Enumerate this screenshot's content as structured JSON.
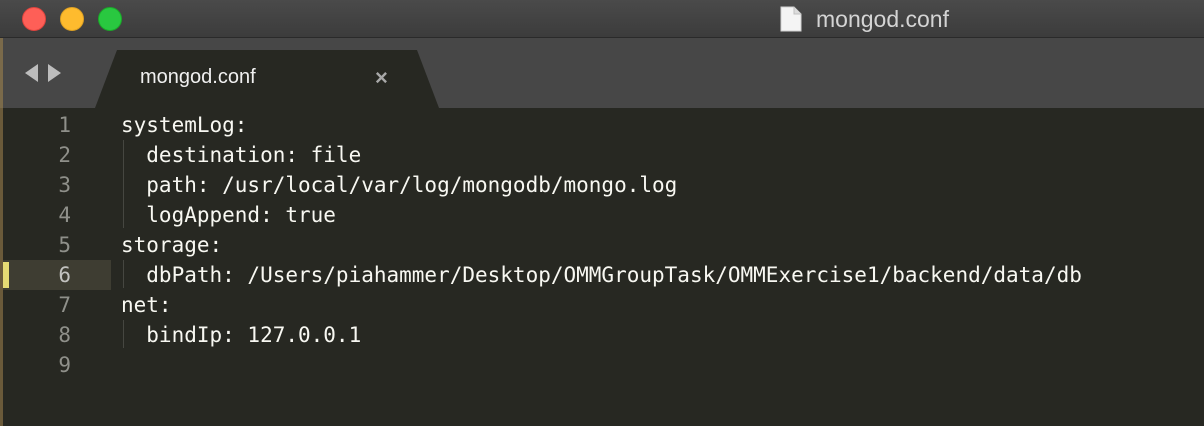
{
  "window": {
    "title": "mongod.conf",
    "colors": {
      "close": "#fe5f57",
      "minimize": "#febb2e",
      "maximize": "#29c840"
    }
  },
  "tabs": [
    {
      "label": "mongod.conf",
      "close_glyph": "×",
      "active": true
    }
  ],
  "editor": {
    "active_line": 6,
    "lines": [
      {
        "num": "1",
        "text": "systemLog:"
      },
      {
        "num": "2",
        "text": "  destination: file"
      },
      {
        "num": "3",
        "text": "  path: /usr/local/var/log/mongodb/mongo.log"
      },
      {
        "num": "4",
        "text": "  logAppend: true"
      },
      {
        "num": "5",
        "text": "storage:"
      },
      {
        "num": "6",
        "text": "  dbPath: /Users/piahammer/Desktop/OMMGroupTask/OMMExercise1/backend/data/db"
      },
      {
        "num": "7",
        "text": "net:"
      },
      {
        "num": "8",
        "text": "  bindIp: 127.0.0.1"
      },
      {
        "num": "9",
        "text": ""
      }
    ]
  }
}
··········
# Your objective
Copy each line above that contains the word "text".

# Output of the task
        "text": "systemLog:"
        "text": "  destination: file"
        "text": "  path: /usr/local/var/log/mongodb/mongo.log"
        "text": "  logAppend: true"
        "text": "storage:"
        "text": "  dbPath: /Users/piahammer/Desktop/OMMGroupTask/OMMExercise1/backend/data/db"
        "text": "net:"
        "text": "  bindIp: 127.0.0.1"
        "text": ""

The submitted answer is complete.